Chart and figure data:

■ ■ ■

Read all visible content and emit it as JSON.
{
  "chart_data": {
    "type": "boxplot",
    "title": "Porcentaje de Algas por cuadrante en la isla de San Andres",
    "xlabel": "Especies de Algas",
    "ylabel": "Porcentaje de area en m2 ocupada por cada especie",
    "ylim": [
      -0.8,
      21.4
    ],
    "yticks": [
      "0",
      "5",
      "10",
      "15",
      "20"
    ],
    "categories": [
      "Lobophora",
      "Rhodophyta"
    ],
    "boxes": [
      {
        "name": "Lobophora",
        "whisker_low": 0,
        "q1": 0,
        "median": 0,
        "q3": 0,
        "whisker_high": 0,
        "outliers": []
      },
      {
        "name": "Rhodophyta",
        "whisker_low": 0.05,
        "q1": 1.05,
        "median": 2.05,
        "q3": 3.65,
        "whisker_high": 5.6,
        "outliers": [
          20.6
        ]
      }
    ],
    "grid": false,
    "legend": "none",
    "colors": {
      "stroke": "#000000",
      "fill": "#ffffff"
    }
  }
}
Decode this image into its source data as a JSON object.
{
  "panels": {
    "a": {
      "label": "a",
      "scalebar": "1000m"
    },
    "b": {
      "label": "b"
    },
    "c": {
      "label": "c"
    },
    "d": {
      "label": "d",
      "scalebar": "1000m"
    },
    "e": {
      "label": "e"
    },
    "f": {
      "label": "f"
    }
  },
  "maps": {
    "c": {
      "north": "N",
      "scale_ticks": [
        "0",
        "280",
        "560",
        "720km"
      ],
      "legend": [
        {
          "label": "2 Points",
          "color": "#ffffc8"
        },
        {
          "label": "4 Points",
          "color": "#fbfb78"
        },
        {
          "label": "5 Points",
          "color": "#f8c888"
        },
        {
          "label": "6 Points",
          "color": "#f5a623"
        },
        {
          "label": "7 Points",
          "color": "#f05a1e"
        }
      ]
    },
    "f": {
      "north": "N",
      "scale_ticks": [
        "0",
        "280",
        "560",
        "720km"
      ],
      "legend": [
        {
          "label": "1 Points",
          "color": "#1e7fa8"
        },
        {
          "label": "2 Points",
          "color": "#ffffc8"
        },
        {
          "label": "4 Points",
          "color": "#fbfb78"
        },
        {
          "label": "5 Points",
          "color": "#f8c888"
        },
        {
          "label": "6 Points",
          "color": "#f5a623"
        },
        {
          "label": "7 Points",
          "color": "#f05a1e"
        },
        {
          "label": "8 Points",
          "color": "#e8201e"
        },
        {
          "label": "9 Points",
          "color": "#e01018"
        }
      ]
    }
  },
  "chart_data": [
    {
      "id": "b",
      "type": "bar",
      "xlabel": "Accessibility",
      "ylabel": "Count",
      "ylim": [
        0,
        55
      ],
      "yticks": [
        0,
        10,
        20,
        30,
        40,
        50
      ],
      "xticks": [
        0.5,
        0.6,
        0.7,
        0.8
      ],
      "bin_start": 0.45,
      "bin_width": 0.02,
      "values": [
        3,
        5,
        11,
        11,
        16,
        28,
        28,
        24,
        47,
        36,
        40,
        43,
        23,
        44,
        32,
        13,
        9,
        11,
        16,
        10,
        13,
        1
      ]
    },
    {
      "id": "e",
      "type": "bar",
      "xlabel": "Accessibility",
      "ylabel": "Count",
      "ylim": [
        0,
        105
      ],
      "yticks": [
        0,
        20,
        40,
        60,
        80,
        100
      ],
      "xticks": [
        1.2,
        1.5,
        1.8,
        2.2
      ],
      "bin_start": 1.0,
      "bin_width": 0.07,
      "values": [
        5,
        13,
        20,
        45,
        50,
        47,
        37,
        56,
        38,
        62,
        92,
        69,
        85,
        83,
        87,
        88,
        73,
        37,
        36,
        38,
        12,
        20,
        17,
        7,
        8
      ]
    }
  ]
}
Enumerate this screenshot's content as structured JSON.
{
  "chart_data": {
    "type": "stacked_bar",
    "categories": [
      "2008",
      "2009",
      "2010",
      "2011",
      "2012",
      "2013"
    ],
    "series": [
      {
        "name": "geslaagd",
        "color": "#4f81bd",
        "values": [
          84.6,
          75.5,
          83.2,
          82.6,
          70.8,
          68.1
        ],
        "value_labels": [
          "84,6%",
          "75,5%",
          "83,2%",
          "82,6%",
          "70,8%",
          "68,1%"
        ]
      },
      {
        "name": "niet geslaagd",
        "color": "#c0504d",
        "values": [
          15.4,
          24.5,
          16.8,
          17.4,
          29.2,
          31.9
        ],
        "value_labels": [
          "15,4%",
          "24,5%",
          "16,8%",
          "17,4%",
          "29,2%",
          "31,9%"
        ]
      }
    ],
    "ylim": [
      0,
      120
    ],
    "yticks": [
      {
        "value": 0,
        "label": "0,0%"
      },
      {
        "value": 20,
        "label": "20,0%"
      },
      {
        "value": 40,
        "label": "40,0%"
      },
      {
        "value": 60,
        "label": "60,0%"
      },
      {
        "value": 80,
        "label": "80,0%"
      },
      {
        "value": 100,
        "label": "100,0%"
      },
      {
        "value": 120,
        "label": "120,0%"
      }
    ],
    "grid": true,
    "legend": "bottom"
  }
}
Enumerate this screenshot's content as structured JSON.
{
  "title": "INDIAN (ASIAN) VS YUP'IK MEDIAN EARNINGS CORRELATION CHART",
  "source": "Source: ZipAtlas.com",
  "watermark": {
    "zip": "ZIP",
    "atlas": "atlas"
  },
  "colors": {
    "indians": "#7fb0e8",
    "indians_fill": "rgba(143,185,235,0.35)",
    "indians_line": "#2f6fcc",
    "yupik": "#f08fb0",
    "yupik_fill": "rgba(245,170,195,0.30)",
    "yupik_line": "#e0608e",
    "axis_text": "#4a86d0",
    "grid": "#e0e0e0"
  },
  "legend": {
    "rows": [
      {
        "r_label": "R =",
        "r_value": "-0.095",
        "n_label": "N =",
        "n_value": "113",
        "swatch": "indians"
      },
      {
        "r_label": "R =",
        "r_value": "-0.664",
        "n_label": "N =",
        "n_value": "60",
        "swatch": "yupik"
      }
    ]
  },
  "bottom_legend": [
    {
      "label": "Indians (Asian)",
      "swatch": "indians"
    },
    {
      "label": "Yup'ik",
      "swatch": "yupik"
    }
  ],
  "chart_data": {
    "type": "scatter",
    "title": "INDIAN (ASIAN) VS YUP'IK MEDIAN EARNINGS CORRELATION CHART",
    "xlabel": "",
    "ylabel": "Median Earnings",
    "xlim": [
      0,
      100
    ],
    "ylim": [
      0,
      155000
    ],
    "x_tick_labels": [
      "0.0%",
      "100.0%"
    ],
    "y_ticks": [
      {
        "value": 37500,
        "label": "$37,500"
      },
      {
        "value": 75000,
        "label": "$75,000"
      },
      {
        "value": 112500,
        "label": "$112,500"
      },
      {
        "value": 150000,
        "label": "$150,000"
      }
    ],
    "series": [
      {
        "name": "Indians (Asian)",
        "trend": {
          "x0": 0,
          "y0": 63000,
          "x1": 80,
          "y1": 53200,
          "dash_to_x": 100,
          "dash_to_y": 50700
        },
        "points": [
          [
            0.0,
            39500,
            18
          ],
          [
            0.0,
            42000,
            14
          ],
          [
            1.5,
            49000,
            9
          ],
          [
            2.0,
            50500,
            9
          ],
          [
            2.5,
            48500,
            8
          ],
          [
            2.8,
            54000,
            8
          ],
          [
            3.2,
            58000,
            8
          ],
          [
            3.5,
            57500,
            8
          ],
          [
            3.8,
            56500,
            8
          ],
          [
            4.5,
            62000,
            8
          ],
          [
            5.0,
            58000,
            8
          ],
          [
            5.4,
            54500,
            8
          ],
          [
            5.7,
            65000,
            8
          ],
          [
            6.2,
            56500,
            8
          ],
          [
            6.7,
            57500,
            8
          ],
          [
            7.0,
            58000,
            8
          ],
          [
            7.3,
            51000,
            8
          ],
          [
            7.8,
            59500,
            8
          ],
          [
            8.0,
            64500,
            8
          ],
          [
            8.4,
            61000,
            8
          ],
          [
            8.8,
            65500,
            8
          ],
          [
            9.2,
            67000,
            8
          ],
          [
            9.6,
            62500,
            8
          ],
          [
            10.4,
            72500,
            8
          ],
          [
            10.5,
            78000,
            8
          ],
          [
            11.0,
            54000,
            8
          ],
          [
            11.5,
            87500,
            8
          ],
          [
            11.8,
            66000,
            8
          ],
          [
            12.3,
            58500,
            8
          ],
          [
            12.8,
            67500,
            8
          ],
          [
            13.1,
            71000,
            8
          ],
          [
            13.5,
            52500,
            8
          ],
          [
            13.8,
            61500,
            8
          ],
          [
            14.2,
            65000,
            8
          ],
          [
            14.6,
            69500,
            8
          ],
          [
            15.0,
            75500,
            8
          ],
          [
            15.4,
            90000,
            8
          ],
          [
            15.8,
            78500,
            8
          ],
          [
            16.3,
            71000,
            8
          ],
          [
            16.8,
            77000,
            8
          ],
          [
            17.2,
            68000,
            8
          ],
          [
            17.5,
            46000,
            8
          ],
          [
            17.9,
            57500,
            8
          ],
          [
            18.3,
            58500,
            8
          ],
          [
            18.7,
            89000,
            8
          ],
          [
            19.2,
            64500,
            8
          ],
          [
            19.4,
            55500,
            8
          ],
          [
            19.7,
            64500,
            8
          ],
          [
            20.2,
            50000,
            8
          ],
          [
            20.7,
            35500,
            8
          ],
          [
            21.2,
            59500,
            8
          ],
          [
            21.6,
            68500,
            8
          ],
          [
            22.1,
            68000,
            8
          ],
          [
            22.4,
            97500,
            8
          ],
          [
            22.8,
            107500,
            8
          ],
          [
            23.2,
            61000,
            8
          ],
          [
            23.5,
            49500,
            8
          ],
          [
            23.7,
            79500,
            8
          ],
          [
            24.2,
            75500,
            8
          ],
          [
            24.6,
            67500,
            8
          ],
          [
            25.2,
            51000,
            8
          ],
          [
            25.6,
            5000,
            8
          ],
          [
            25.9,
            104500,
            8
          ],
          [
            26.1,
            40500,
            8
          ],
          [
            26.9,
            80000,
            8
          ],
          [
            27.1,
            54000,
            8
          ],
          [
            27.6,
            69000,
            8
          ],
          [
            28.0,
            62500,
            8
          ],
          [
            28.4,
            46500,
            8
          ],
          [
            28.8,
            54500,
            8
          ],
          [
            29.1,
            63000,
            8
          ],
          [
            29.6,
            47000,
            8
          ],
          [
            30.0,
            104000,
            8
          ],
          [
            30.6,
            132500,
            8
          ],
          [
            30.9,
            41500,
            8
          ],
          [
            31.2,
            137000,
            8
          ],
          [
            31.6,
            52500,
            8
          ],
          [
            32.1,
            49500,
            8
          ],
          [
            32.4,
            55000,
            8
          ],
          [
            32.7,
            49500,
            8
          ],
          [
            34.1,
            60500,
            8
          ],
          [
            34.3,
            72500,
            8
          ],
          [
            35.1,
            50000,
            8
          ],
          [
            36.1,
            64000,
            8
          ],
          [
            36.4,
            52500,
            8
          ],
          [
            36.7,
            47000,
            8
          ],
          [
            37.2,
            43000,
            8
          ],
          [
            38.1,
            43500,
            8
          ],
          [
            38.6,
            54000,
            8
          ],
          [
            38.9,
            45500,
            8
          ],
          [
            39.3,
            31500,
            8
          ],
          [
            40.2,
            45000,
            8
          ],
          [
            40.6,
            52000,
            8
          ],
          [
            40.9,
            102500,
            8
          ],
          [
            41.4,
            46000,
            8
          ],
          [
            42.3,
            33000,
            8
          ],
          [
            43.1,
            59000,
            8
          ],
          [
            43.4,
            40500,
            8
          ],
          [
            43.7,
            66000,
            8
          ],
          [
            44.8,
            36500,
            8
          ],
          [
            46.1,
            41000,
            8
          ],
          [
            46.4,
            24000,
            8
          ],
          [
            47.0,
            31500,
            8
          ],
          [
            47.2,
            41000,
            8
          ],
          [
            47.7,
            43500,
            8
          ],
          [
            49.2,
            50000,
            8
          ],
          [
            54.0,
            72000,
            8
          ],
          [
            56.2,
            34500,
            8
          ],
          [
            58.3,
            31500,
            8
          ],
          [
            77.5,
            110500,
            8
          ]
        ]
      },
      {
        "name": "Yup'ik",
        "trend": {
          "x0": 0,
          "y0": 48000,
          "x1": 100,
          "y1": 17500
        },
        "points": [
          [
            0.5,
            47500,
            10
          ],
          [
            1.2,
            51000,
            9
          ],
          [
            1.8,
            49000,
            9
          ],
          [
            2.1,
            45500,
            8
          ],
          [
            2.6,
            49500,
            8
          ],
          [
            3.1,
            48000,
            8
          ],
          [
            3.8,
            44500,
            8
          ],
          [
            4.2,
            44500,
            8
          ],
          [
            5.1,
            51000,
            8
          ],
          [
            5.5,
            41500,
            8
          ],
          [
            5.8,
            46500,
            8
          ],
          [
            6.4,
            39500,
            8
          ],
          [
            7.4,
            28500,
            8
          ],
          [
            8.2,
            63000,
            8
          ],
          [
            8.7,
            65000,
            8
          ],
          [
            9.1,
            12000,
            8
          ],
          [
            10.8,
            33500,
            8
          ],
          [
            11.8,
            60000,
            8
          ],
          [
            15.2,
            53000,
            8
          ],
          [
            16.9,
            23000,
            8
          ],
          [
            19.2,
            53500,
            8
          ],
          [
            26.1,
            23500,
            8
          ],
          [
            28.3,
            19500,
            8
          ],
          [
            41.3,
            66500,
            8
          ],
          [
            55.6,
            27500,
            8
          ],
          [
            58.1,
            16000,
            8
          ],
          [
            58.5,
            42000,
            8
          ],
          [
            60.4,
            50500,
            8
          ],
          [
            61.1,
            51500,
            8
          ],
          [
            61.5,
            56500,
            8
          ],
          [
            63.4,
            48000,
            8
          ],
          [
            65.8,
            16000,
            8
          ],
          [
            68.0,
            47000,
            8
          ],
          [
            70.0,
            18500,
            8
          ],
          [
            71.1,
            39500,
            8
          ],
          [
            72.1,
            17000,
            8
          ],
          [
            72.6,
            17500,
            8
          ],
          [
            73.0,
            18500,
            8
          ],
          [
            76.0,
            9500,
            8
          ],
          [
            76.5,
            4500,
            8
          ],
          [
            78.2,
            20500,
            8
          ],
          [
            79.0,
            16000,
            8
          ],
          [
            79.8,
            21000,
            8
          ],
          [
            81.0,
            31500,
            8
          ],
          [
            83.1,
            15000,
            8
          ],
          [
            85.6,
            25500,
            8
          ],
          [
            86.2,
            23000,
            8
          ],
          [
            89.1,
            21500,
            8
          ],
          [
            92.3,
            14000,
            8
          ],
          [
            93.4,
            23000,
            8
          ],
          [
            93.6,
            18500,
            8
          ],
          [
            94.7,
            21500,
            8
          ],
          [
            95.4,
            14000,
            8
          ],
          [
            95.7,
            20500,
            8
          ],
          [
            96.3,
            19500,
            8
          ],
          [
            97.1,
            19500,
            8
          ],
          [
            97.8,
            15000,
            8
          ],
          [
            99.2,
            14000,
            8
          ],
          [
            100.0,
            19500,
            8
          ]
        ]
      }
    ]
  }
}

■ ■ ■

**Task to complete**
Your task is to report how many lines of the material include the string "rgba". Give the number and no other words.

**Full solution**
2